--- START EXTRACTED DATA ---

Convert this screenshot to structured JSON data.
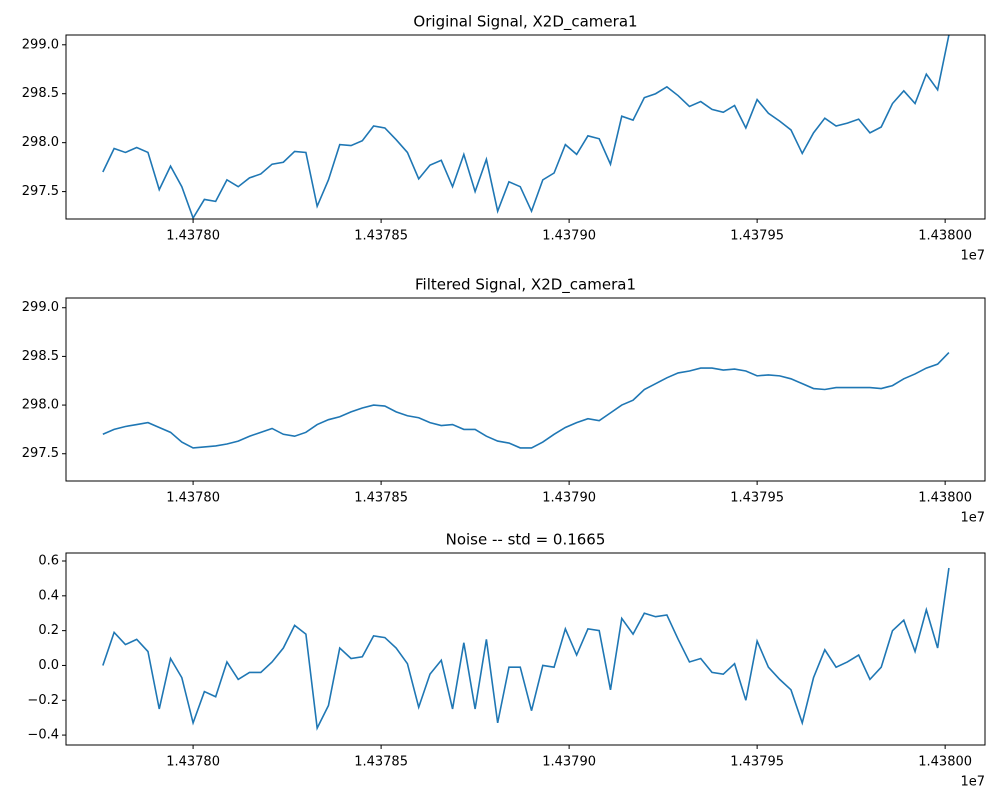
{
  "chart_data": [
    {
      "type": "line",
      "title": "Original Signal, X2D_camera1",
      "x_offset_label": "1e7",
      "x": [
        14377760,
        14377790,
        14377820,
        14377850,
        14377880,
        14377910,
        14377940,
        14377970,
        14378000,
        14378030,
        14378060,
        14378090,
        14378120,
        14378150,
        14378180,
        14378210,
        14378240,
        14378270,
        14378300,
        14378330,
        14378360,
        14378390,
        14378420,
        14378450,
        14378480,
        14378510,
        14378540,
        14378570,
        14378600,
        14378630,
        14378660,
        14378690,
        14378720,
        14378750,
        14378780,
        14378810,
        14378840,
        14378870,
        14378900,
        14378930,
        14378960,
        14378990,
        14379020,
        14379050,
        14379080,
        14379110,
        14379140,
        14379170,
        14379200,
        14379230,
        14379260,
        14379290,
        14379320,
        14379350,
        14379380,
        14379410,
        14379440,
        14379470,
        14379500,
        14379530,
        14379560,
        14379590,
        14379620,
        14379650,
        14379680,
        14379710,
        14379740,
        14379770,
        14379800,
        14379830,
        14379860,
        14379890,
        14379920,
        14379950,
        14379980,
        14380010
      ],
      "color": "#1f77b4",
      "values": [
        297.7,
        297.94,
        297.9,
        297.95,
        297.9,
        297.52,
        297.76,
        297.55,
        297.23,
        297.42,
        297.4,
        297.62,
        297.55,
        297.64,
        297.68,
        297.78,
        297.8,
        297.91,
        297.9,
        297.35,
        297.62,
        297.98,
        297.97,
        298.02,
        298.17,
        298.15,
        298.03,
        297.9,
        297.63,
        297.77,
        297.82,
        297.55,
        297.88,
        297.5,
        297.83,
        297.3,
        297.6,
        297.55,
        297.3,
        297.62,
        297.69,
        297.98,
        297.88,
        298.07,
        298.04,
        297.78,
        298.27,
        298.23,
        298.46,
        298.5,
        298.57,
        298.48,
        298.37,
        298.42,
        298.34,
        298.31,
        298.38,
        298.15,
        298.44,
        298.3,
        298.22,
        298.13,
        297.89,
        298.1,
        298.25,
        298.17,
        298.2,
        298.24,
        298.1,
        298.16,
        298.4,
        298.53,
        298.4,
        298.7,
        298.54,
        299.1
      ],
      "xlim": [
        14377662,
        14380106
      ],
      "xticks": [
        {
          "value": 14378000,
          "label": "1.43780"
        },
        {
          "value": 14378500,
          "label": "1.43785"
        },
        {
          "value": 14379000,
          "label": "1.43790"
        },
        {
          "value": 14379500,
          "label": "1.43795"
        },
        {
          "value": 14380000,
          "label": "1.43800"
        }
      ],
      "ylim": [
        297.22,
        299.1
      ],
      "yticks": [
        297.5,
        {
          "value": 298,
          "label": "298.0"
        },
        298.5,
        {
          "value": 299,
          "label": "299.0"
        }
      ]
    },
    {
      "type": "line",
      "title": "Filtered Signal, X2D_camera1",
      "x_offset_label": "1e7",
      "x": [
        14377760,
        14377790,
        14377820,
        14377850,
        14377880,
        14377910,
        14377940,
        14377970,
        14378000,
        14378030,
        14378060,
        14378090,
        14378120,
        14378150,
        14378180,
        14378210,
        14378240,
        14378270,
        14378300,
        14378330,
        14378360,
        14378390,
        14378420,
        14378450,
        14378480,
        14378510,
        14378540,
        14378570,
        14378600,
        14378630,
        14378660,
        14378690,
        14378720,
        14378750,
        14378780,
        14378810,
        14378840,
        14378870,
        14378900,
        14378930,
        14378960,
        14378990,
        14379020,
        14379050,
        14379080,
        14379110,
        14379140,
        14379170,
        14379200,
        14379230,
        14379260,
        14379290,
        14379320,
        14379350,
        14379380,
        14379410,
        14379440,
        14379470,
        14379500,
        14379530,
        14379560,
        14379590,
        14379620,
        14379650,
        14379680,
        14379710,
        14379740,
        14379770,
        14379800,
        14379830,
        14379860,
        14379890,
        14379920,
        14379950,
        14379980,
        14380010
      ],
      "color": "#1f77b4",
      "values": [
        297.7,
        297.75,
        297.78,
        297.8,
        297.82,
        297.77,
        297.72,
        297.62,
        297.56,
        297.57,
        297.58,
        297.6,
        297.63,
        297.68,
        297.72,
        297.76,
        297.7,
        297.68,
        297.72,
        297.8,
        297.85,
        297.88,
        297.93,
        297.97,
        298.0,
        297.99,
        297.93,
        297.89,
        297.87,
        297.82,
        297.79,
        297.8,
        297.75,
        297.75,
        297.68,
        297.63,
        297.61,
        297.56,
        297.56,
        297.62,
        297.7,
        297.77,
        297.82,
        297.86,
        297.84,
        297.92,
        298.0,
        298.05,
        298.16,
        298.22,
        298.28,
        298.33,
        298.35,
        298.38,
        298.38,
        298.36,
        298.37,
        298.35,
        298.3,
        298.31,
        298.3,
        298.27,
        298.22,
        298.17,
        298.16,
        298.18,
        298.18,
        298.18,
        298.18,
        298.17,
        298.2,
        298.27,
        298.32,
        298.38,
        298.42,
        298.54
      ],
      "xlim": [
        14377662,
        14380106
      ],
      "xticks": [
        {
          "value": 14378000,
          "label": "1.43780"
        },
        {
          "value": 14378500,
          "label": "1.43785"
        },
        {
          "value": 14379000,
          "label": "1.43790"
        },
        {
          "value": 14379500,
          "label": "1.43795"
        },
        {
          "value": 14380000,
          "label": "1.43800"
        }
      ],
      "ylim": [
        297.22,
        299.1
      ],
      "yticks": [
        297.5,
        {
          "value": 298,
          "label": "298.0"
        },
        298.5,
        {
          "value": 299,
          "label": "299.0"
        }
      ]
    },
    {
      "type": "line",
      "title": "Noise -- std = 0.1665",
      "x_offset_label": "1e7",
      "x": [
        14377760,
        14377790,
        14377820,
        14377850,
        14377880,
        14377910,
        14377940,
        14377970,
        14378000,
        14378030,
        14378060,
        14378090,
        14378120,
        14378150,
        14378180,
        14378210,
        14378240,
        14378270,
        14378300,
        14378330,
        14378360,
        14378390,
        14378420,
        14378450,
        14378480,
        14378510,
        14378540,
        14378570,
        14378600,
        14378630,
        14378660,
        14378690,
        14378720,
        14378750,
        14378780,
        14378810,
        14378840,
        14378870,
        14378900,
        14378930,
        14378960,
        14378990,
        14379020,
        14379050,
        14379080,
        14379110,
        14379140,
        14379170,
        14379200,
        14379230,
        14379260,
        14379290,
        14379320,
        14379350,
        14379380,
        14379410,
        14379440,
        14379470,
        14379500,
        14379530,
        14379560,
        14379590,
        14379620,
        14379650,
        14379680,
        14379710,
        14379740,
        14379770,
        14379800,
        14379830,
        14379860,
        14379890,
        14379920,
        14379950,
        14379980,
        14380010
      ],
      "color": "#1f77b4",
      "values": [
        0.0,
        0.19,
        0.12,
        0.15,
        0.08,
        -0.25,
        0.04,
        -0.07,
        -0.33,
        -0.15,
        -0.18,
        0.02,
        -0.08,
        -0.04,
        -0.04,
        0.02,
        0.1,
        0.23,
        0.18,
        -0.36,
        -0.23,
        0.1,
        0.04,
        0.05,
        0.17,
        0.16,
        0.1,
        0.01,
        -0.24,
        -0.05,
        0.03,
        -0.25,
        0.13,
        -0.25,
        0.15,
        -0.33,
        -0.01,
        -0.01,
        -0.26,
        0.0,
        -0.01,
        0.21,
        0.06,
        0.21,
        0.2,
        -0.14,
        0.27,
        0.18,
        0.3,
        0.28,
        0.29,
        0.15,
        0.02,
        0.04,
        -0.04,
        -0.05,
        0.01,
        -0.2,
        0.14,
        -0.01,
        -0.08,
        -0.14,
        -0.33,
        -0.07,
        0.09,
        -0.01,
        0.02,
        0.06,
        -0.08,
        -0.01,
        0.2,
        0.26,
        0.08,
        0.32,
        0.1,
        0.56
      ],
      "xlim": [
        14377662,
        14380106
      ],
      "xticks": [
        {
          "value": 14378000,
          "label": "1.43780"
        },
        {
          "value": 14378500,
          "label": "1.43785"
        },
        {
          "value": 14379000,
          "label": "1.43790"
        },
        {
          "value": 14379500,
          "label": "1.43795"
        },
        {
          "value": 14380000,
          "label": "1.43800"
        }
      ],
      "ylim": [
        -0.457,
        0.646
      ],
      "yticks": [
        {
          "value": -0.4,
          "label": "−0.4"
        },
        {
          "value": -0.2,
          "label": "−0.2"
        },
        {
          "value": 0,
          "label": "0.0"
        },
        0.2,
        0.4,
        0.6
      ]
    }
  ]
}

--- END EXTRACTED DATA ---

## GIVEN EXERCISE
Using the records above, pull out each line where the word "Signal" occurs.

## TASK SOLUTION
      "title": "Original Signal, X2D_camera1",
      "title": "Filtered Signal, X2D_camera1",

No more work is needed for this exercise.